● **The records**
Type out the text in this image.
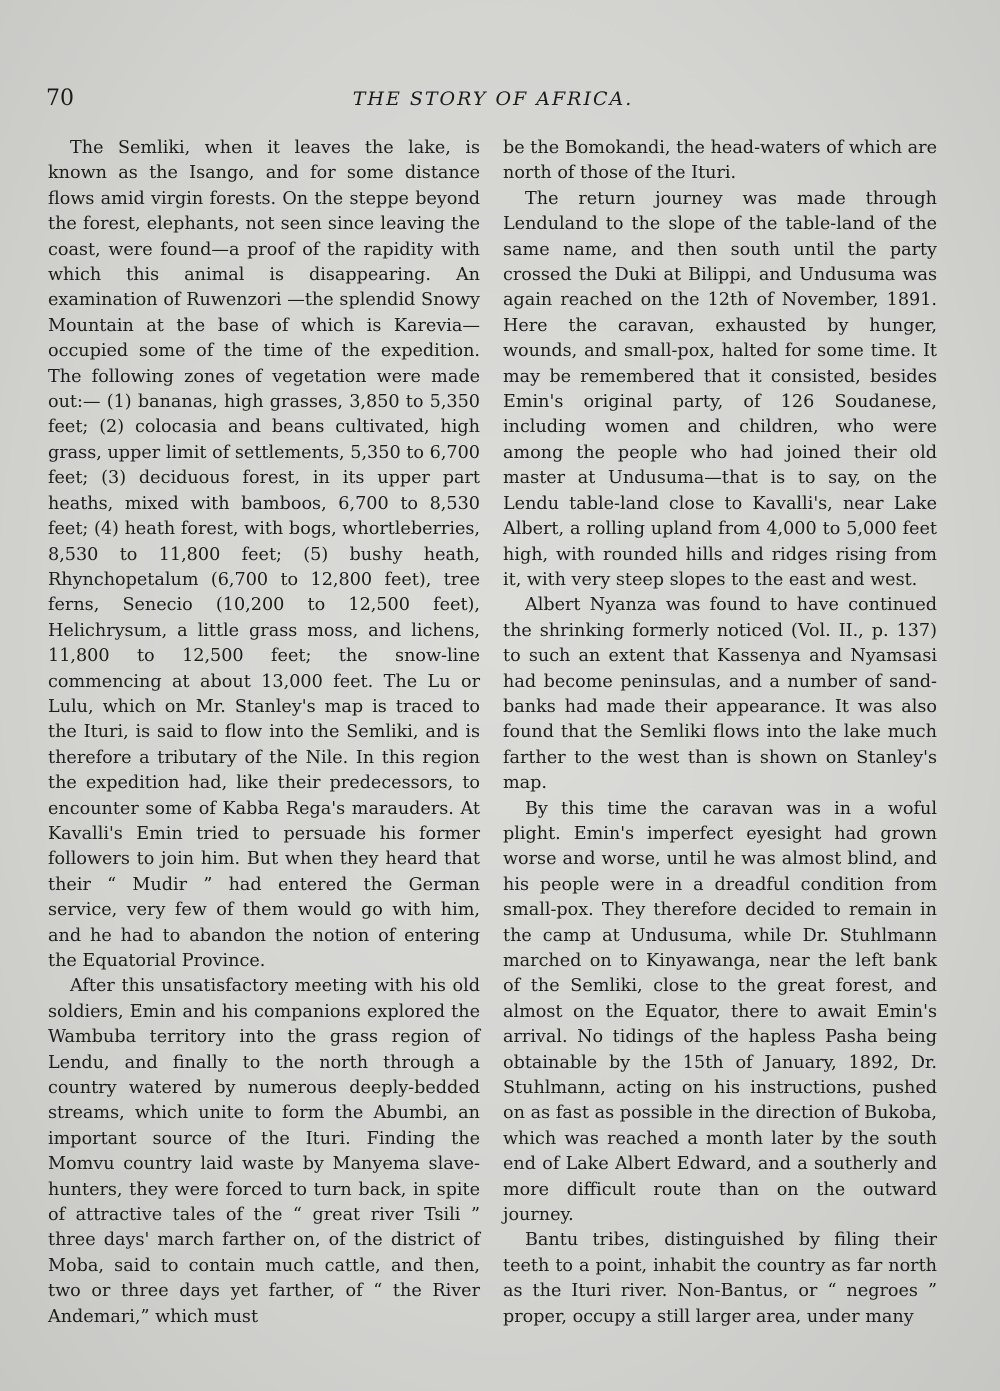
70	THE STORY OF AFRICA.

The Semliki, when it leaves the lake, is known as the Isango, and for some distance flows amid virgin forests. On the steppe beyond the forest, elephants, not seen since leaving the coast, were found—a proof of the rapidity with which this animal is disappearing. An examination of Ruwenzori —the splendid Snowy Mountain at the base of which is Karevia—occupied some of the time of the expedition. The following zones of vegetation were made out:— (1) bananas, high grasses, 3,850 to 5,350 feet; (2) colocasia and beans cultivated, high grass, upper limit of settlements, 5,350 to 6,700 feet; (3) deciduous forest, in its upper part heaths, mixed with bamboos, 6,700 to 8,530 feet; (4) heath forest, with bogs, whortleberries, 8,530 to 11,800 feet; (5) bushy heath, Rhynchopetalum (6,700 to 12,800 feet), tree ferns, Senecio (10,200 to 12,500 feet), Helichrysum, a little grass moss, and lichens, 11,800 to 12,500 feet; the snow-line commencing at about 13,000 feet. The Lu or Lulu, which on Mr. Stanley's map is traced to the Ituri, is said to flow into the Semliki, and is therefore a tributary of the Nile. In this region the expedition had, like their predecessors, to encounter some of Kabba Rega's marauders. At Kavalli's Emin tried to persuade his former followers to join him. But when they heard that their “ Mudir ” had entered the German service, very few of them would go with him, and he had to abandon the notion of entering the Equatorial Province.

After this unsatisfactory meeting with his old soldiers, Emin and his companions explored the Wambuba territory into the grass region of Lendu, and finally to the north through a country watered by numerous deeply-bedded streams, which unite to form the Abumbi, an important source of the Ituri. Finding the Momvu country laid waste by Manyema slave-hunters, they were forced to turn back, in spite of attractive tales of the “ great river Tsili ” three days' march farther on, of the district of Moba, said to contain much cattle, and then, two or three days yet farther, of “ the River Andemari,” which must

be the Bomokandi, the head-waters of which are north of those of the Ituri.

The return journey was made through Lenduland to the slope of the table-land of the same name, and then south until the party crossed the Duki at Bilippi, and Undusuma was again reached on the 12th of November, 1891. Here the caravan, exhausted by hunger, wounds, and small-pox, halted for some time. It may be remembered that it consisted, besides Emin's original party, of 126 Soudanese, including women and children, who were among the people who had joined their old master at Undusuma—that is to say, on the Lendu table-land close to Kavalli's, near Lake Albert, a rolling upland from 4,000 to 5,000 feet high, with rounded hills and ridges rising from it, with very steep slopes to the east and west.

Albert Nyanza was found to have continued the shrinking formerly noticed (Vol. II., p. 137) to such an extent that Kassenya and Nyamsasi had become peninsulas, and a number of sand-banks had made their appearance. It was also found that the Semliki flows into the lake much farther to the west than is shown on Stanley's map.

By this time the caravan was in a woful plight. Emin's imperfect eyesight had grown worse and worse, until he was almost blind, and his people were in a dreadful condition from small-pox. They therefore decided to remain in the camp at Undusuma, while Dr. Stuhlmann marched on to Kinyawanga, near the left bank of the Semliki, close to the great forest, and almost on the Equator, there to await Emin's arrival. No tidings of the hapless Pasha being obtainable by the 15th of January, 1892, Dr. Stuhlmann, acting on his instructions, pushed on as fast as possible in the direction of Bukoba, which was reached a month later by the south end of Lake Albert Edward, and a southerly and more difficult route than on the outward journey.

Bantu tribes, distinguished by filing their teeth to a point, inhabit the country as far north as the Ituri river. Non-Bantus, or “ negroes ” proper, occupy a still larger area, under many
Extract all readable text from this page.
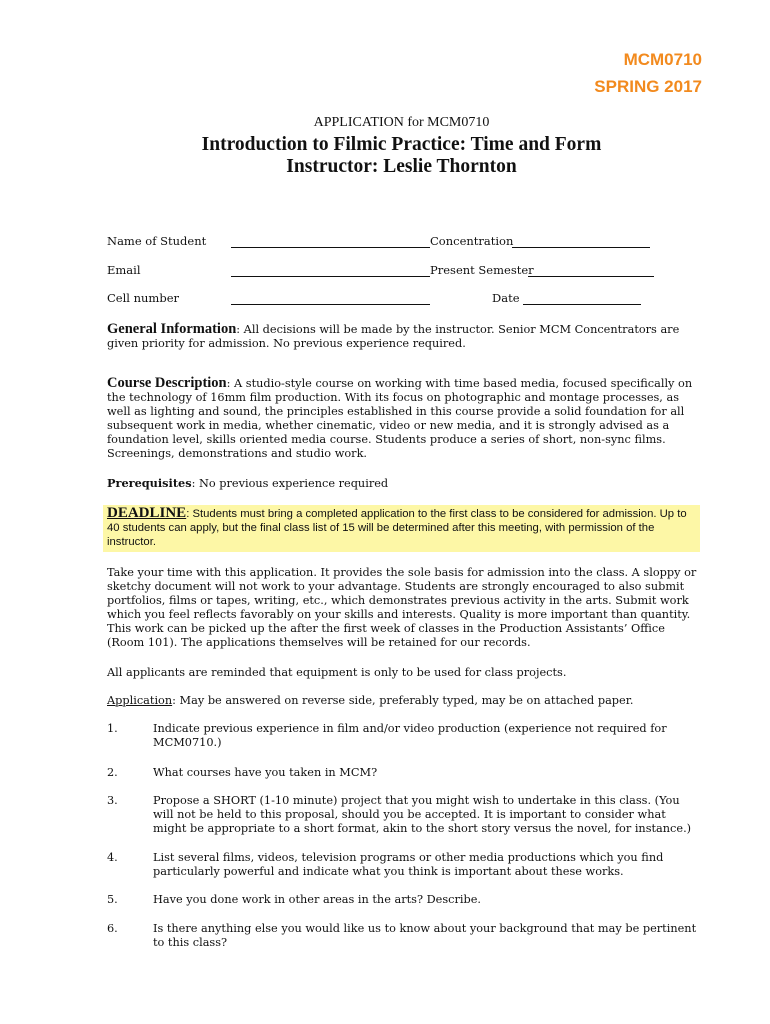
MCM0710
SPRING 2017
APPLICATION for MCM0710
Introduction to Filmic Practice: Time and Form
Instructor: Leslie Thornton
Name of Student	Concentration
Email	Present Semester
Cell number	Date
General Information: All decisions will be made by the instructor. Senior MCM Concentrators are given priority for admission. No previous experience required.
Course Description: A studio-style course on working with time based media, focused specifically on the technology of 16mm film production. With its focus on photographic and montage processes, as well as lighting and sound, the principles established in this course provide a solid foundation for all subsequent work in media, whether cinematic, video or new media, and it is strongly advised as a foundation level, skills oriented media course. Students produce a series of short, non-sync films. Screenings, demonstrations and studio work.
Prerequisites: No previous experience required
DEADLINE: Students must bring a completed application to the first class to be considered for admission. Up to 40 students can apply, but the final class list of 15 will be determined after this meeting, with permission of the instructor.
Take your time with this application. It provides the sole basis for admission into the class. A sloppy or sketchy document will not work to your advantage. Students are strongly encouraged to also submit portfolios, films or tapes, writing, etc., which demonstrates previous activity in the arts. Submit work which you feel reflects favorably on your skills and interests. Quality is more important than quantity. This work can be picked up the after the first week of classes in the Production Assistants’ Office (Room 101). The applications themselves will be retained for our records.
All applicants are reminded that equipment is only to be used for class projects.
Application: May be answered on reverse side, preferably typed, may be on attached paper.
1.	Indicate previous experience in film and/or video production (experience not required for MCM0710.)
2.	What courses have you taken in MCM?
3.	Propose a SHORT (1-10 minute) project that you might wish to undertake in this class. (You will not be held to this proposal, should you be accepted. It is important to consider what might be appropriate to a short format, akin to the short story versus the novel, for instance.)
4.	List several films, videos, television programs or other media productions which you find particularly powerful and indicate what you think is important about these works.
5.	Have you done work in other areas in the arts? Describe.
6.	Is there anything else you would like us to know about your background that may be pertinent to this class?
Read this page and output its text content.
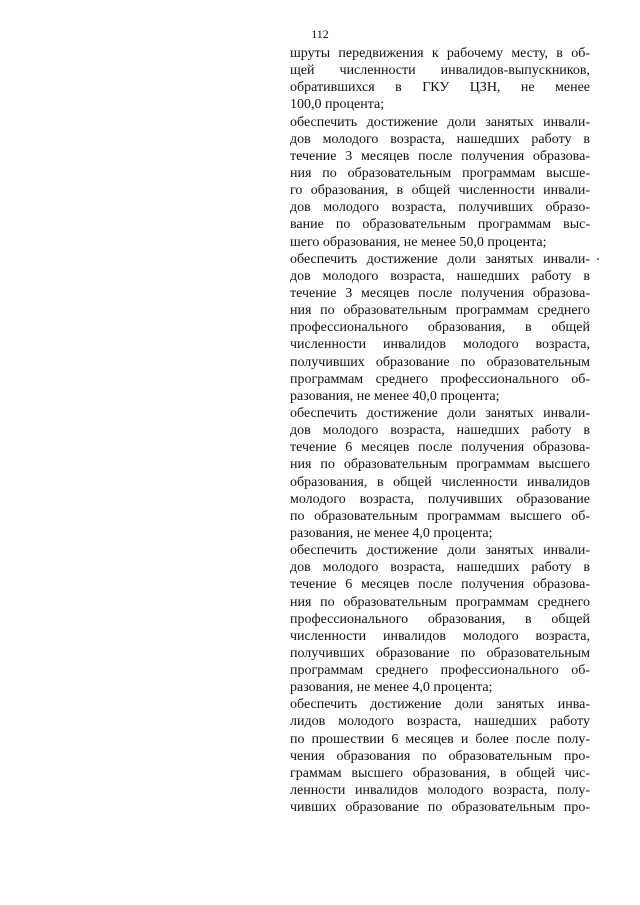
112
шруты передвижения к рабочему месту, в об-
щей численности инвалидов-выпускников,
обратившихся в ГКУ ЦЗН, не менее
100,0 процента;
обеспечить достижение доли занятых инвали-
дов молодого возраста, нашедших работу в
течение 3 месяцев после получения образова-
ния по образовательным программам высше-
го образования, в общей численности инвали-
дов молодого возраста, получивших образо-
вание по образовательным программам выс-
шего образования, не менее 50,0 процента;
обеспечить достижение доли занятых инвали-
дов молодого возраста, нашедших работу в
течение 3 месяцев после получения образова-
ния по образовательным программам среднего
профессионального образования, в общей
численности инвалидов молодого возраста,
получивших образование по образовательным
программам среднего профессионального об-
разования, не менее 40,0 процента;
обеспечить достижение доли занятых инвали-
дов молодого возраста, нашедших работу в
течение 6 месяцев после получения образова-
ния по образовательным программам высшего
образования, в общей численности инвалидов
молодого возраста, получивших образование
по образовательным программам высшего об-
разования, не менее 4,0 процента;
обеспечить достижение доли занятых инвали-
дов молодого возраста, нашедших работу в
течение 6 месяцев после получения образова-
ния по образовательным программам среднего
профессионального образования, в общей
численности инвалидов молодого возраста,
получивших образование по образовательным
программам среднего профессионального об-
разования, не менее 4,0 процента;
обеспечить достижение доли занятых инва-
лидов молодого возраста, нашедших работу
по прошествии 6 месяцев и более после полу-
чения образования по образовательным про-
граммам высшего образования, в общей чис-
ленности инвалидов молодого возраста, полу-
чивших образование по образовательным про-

● **Written instruction**
Your task is to retype all the entries exactly and leave out any pictures.

● **The answer**
Type out the text in this image.
70	THE STORY OF AFRICA.

The Semliki, when it leaves the lake, is known as the Isango, and for some distance flows amid virgin forests. On the steppe beyond the forest, elephants, not seen since leaving the coast, were found—a proof of the rapidity with which this animal is disappearing. An examination of Ruwenzori —the splendid Snowy Mountain at the base of which is Karevia—occupied some of the time of the expedition. The following zones of vegetation were made out:— (1) bananas, high grasses, 3,850 to 5,350 feet; (2) colocasia and beans cultivated, high grass, upper limit of settlements, 5,350 to 6,700 feet; (3) deciduous forest, in its upper part heaths, mixed with bamboos, 6,700 to 8,530 feet; (4) heath forest, with bogs, whortleberries, 8,530 to 11,800 feet; (5) bushy heath, Rhynchopetalum (6,700 to 12,800 feet), tree ferns, Senecio (10,200 to 12,500 feet), Helichrysum, a little grass moss, and lichens, 11,800 to 12,500 feet; the snow-line commencing at about 13,000 feet. The Lu or Lulu, which on Mr. Stanley's map is traced to the Ituri, is said to flow into the Semliki, and is therefore a tributary of the Nile. In this region the expedition had, like their predecessors, to encounter some of Kabba Rega's marauders. At Kavalli's Emin tried to persuade his former followers to join him. But when they heard that their “ Mudir ” had entered the German service, very few of them would go with him, and he had to abandon the notion of entering the Equatorial Province.

After this unsatisfactory meeting with his old soldiers, Emin and his companions explored the Wambuba territory into the grass region of Lendu, and finally to the north through a country watered by numerous deeply-bedded streams, which unite to form the Abumbi, an important source of the Ituri. Finding the Momvu country laid waste by Manyema slave-hunters, they were forced to turn back, in spite of attractive tales of the “ great river Tsili ” three days' march farther on, of the district of Moba, said to contain much cattle, and then, two or three days yet farther, of “ the River Andemari,” which must

be the Bomokandi, the head-waters of which are north of those of the Ituri.

The return journey was made through Lenduland to the slope of the table-land of the same name, and then south until the party crossed the Duki at Bilippi, and Undusuma was again reached on the 12th of November, 1891. Here the caravan, exhausted by hunger, wounds, and small-pox, halted for some time. It may be remembered that it consisted, besides Emin's original party, of 126 Soudanese, including women and children, who were among the people who had joined their old master at Undusuma—that is to say, on the Lendu table-land close to Kavalli's, near Lake Albert, a rolling upland from 4,000 to 5,000 feet high, with rounded hills and ridges rising from it, with very steep slopes to the east and west.

Albert Nyanza was found to have continued the shrinking formerly noticed (Vol. II., p. 137) to such an extent that Kassenya and Nyamsasi had become peninsulas, and a number of sand-banks had made their appearance. It was also found that the Semliki flows into the lake much farther to the west than is shown on Stanley's map.

By this time the caravan was in a woful plight. Emin's imperfect eyesight had grown worse and worse, until he was almost blind, and his people were in a dreadful condition from small-pox. They therefore decided to remain in the camp at Undusuma, while Dr. Stuhlmann marched on to Kinyawanga, near the left bank of the Semliki, close to the great forest, and almost on the Equator, there to await Emin's arrival. No tidings of the hapless Pasha being obtainable by the 15th of January, 1892, Dr. Stuhlmann, acting on his instructions, pushed on as fast as possible in the direction of Bukoba, which was reached a month later by the south end of Lake Albert Edward, and a southerly and more difficult route than on the outward journey.

Bantu tribes, distinguished by filing their teeth to a point, inhabit the country as far north as the Ituri river. Non-Bantus, or “ negroes ” proper, occupy a still larger area, under many
Extract all readable text from this page.
MCM0710
SPRING 2017
APPLICATION for MCM0710
Introduction to Filmic Practice: Time and Form
Instructor: Leslie Thornton
Name of Student	Concentration
Email	Present Semester
Cell number	Date
General Information: All decisions will be made by the instructor. Senior MCM Concentrators are given priority for admission. No previous experience required.
Course Description: A studio-style course on working with time based media, focused specifically on the technology of 16mm film production. With its focus on photographic and montage processes, as well as lighting and sound, the principles established in this course provide a solid foundation for all subsequent work in media, whether cinematic, video or new media, and it is strongly advised as a foundation level, skills oriented media course. Students produce a series of short, non-sync films. Screenings, demonstrations and studio work.
Prerequisites: No previous experience required
DEADLINE: Students must bring a completed application to the first class to be considered for admission. Up to 40 students can apply, but the final class list of 15 will be determined after this meeting, with permission of the instructor.
Take your time with this application. It provides the sole basis for admission into the class. A sloppy or sketchy document will not work to your advantage. Students are strongly encouraged to also submit portfolios, films or tapes, writing, etc., which demonstrates previous activity in the arts. Submit work which you feel reflects favorably on your skills and interests. Quality is more important than quantity. This work can be picked up the after the first week of classes in the Production Assistants’ Office (Room 101). The applications themselves will be retained for our records.
All applicants are reminded that equipment is only to be used for class projects.
Application: May be answered on reverse side, preferably typed, may be on attached paper.
1.	Indicate previous experience in film and/or video production (experience not required for MCM0710.)
2.	What courses have you taken in MCM?
3.	Propose a SHORT (1-10 minute) project that you might wish to undertake in this class. (You will not be held to this proposal, should you be accepted. It is important to consider what might be appropriate to a short format, akin to the short story versus the novel, for instance.)
4.	List several films, videos, television programs or other media productions which you find particularly powerful and indicate what you think is important about these works.
5.	Have you done work in other areas in the arts? Describe.
6.	Is there anything else you would like us to know about your background that may be pertinent to this class?
Read this page and output its text content.
112
шруты передвижения к рабочему месту, в об-
щей численности инвалидов-выпускников,
обратившихся в ГКУ ЦЗН, не менее
100,0 процента;
обеспечить достижение доли занятых инвали-
дов молодого возраста, нашедших работу в
течение 3 месяцев после получения образова-
ния по образовательным программам высше-
го образования, в общей численности инвали-
дов молодого возраста, получивших образо-
вание по образовательным программам выс-
шего образования, не менее 50,0 процента;
обеспечить достижение доли занятых инвали-
дов молодого возраста, нашедших работу в
течение 3 месяцев после получения образова-
ния по образовательным программам среднего
профессионального образования, в общей
численности инвалидов молодого возраста,
получивших образование по образовательным
программам среднего профессионального об-
разования, не менее 40,0 процента;
обеспечить достижение доли занятых инвали-
дов молодого возраста, нашедших работу в
течение 6 месяцев после получения образова-
ния по образовательным программам высшего
образования, в общей численности инвалидов
молодого возраста, получивших образование
по образовательным программам высшего об-
разования, не менее 4,0 процента;
обеспечить достижение доли занятых инвали-
дов молодого возраста, нашедших работу в
течение 6 месяцев после получения образова-
ния по образовательным программам среднего
профессионального образования, в общей
численности инвалидов молодого возраста,
получивших образование по образовательным
программам среднего профессионального об-
разования, не менее 4,0 процента;
обеспечить достижение доли занятых инва-
лидов молодого возраста, нашедших работу
по прошествии 6 месяцев и более после полу-
чения образования по образовательным про-
граммам высшего образования, в общей чис-
ленности инвалидов молодого возраста, полу-
чивших образование по образовательным про-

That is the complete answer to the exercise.